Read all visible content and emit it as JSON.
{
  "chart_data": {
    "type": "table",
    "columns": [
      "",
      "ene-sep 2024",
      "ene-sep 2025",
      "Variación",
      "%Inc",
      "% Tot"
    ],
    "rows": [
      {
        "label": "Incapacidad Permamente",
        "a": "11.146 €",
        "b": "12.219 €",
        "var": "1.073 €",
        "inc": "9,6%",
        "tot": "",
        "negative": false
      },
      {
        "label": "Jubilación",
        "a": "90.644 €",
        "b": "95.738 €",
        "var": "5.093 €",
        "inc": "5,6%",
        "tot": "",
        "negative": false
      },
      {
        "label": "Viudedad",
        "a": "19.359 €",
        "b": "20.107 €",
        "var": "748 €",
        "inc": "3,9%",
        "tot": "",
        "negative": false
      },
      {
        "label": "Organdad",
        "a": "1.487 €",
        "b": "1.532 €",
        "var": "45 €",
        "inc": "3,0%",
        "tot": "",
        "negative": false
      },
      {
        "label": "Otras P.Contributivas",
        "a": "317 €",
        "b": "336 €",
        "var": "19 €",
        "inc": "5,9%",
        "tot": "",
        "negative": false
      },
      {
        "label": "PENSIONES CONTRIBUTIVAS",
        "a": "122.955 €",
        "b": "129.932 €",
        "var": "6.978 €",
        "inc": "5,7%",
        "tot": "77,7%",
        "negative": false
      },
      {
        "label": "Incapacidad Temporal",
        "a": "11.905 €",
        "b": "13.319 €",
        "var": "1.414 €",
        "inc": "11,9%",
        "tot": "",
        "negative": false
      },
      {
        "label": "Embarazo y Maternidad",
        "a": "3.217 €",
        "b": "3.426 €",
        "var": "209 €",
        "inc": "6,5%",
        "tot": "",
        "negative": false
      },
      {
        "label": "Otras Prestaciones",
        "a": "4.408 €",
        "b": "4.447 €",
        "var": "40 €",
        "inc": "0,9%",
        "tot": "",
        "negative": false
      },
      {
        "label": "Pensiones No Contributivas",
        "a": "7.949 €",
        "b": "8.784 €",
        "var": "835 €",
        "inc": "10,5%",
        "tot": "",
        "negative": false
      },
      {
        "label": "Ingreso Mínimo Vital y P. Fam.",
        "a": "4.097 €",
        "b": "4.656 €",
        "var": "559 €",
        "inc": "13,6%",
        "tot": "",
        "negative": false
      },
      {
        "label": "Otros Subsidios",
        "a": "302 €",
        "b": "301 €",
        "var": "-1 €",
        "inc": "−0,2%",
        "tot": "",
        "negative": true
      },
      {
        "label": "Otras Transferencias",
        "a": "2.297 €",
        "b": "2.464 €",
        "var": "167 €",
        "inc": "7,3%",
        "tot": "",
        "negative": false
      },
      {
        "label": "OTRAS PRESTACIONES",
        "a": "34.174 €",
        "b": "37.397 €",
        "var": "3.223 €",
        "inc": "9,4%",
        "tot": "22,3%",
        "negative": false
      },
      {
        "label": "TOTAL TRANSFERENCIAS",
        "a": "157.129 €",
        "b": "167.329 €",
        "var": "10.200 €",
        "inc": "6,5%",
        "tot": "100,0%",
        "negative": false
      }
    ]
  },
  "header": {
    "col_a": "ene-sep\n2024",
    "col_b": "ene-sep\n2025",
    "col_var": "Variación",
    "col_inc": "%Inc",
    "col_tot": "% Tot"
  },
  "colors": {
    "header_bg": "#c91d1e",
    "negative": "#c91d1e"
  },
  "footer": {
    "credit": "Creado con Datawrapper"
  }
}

○ ○ ○ ○

DO THIS:
Extract, word for word, each line of the listing above.

WRITTEN RESPONSE:
Read all visible content and emit it as JSON.
{
  "chart_data": {
    "type": "table",
    "columns": [
      "",
      "ene-sep 2024",
      "ene-sep 2025",
      "Variación",
      "%Inc",
      "% Tot"
    ],
    "rows": [
      {
        "label": "Incapacidad Permamente",
        "a": "11.146 €",
        "b": "12.219 €",
        "var": "1.073 €",
        "inc": "9,6%",
        "tot": "",
        "negative": false
      },
      {
        "label": "Jubilación",
        "a": "90.644 €",
        "b": "95.738 €",
        "var": "5.093 €",
        "inc": "5,6%",
        "tot": "",
        "negative": false
      },
      {
        "label": "Viudedad",
        "a": "19.359 €",
        "b": "20.107 €",
        "var": "748 €",
        "inc": "3,9%",
        "tot": "",
        "negative": false
      },
      {
        "label": "Organdad",
        "a": "1.487 €",
        "b": "1.532 €",
        "var": "45 €",
        "inc": "3,0%",
        "tot": "",
        "negative": false
      },
      {
        "label": "Otras P.Contributivas",
        "a": "317 €",
        "b": "336 €",
        "var": "19 €",
        "inc": "5,9%",
        "tot": "",
        "negative": false
      },
      {
        "label": "PENSIONES CONTRIBUTIVAS",
        "a": "122.955 €",
        "b": "129.932 €",
        "var": "6.978 €",
        "inc": "5,7%",
        "tot": "77,7%",
        "negative": false
      },
      {
        "label": "Incapacidad Temporal",
        "a": "11.905 €",
        "b": "13.319 €",
        "var": "1.414 €",
        "inc": "11,9%",
        "tot": "",
        "negative": false
      },
      {
        "label": "Embarazo y Maternidad",
        "a": "3.217 €",
        "b": "3.426 €",
        "var": "209 €",
        "inc": "6,5%",
        "tot": "",
        "negative": false
      },
      {
        "label": "Otras Prestaciones",
        "a": "4.408 €",
        "b": "4.447 €",
        "var": "40 €",
        "inc": "0,9%",
        "tot": "",
        "negative": false
      },
      {
        "label": "Pensiones No Contributivas",
        "a": "7.949 €",
        "b": "8.784 €",
        "var": "835 €",
        "inc": "10,5%",
        "tot": "",
        "negative": false
      },
      {
        "label": "Ingreso Mínimo Vital y P. Fam.",
        "a": "4.097 €",
        "b": "4.656 €",
        "var": "559 €",
        "inc": "13,6%",
        "tot": "",
        "negative": false
      },
      {
        "label": "Otros Subsidios",
        "a": "302 €",
        "b": "301 €",
        "var": "-1 €",
        "inc": "−0,2%",
        "tot": "",
        "negative": true
      },
      {
        "label": "Otras Transferencias",
        "a": "2.297 €",
        "b": "2.464 €",
        "var": "167 €",
        "inc": "7,3%",
        "tot": "",
        "negative": false
      },
      {
        "label": "OTRAS PRESTACIONES",
        "a": "34.174 €",
        "b": "37.397 €",
        "var": "3.223 €",
        "inc": "9,4%",
        "tot": "22,3%",
        "negative": false
      },
      {
        "label": "TOTAL TRANSFERENCIAS",
        "a": "157.129 €",
        "b": "167.329 €",
        "var": "10.200 €",
        "inc": "6,5%",
        "tot": "100,0%",
        "negative": false
      }
    ]
  },
  "header": {
    "col_a": "ene-sep\n2024",
    "col_b": "ene-sep\n2025",
    "col_var": "Variación",
    "col_inc": "%Inc",
    "col_tot": "% Tot"
  },
  "colors": {
    "header_bg": "#c91d1e",
    "negative": "#c91d1e"
  },
  "footer": {
    "credit": "Creado con Datawrapper"
  }
}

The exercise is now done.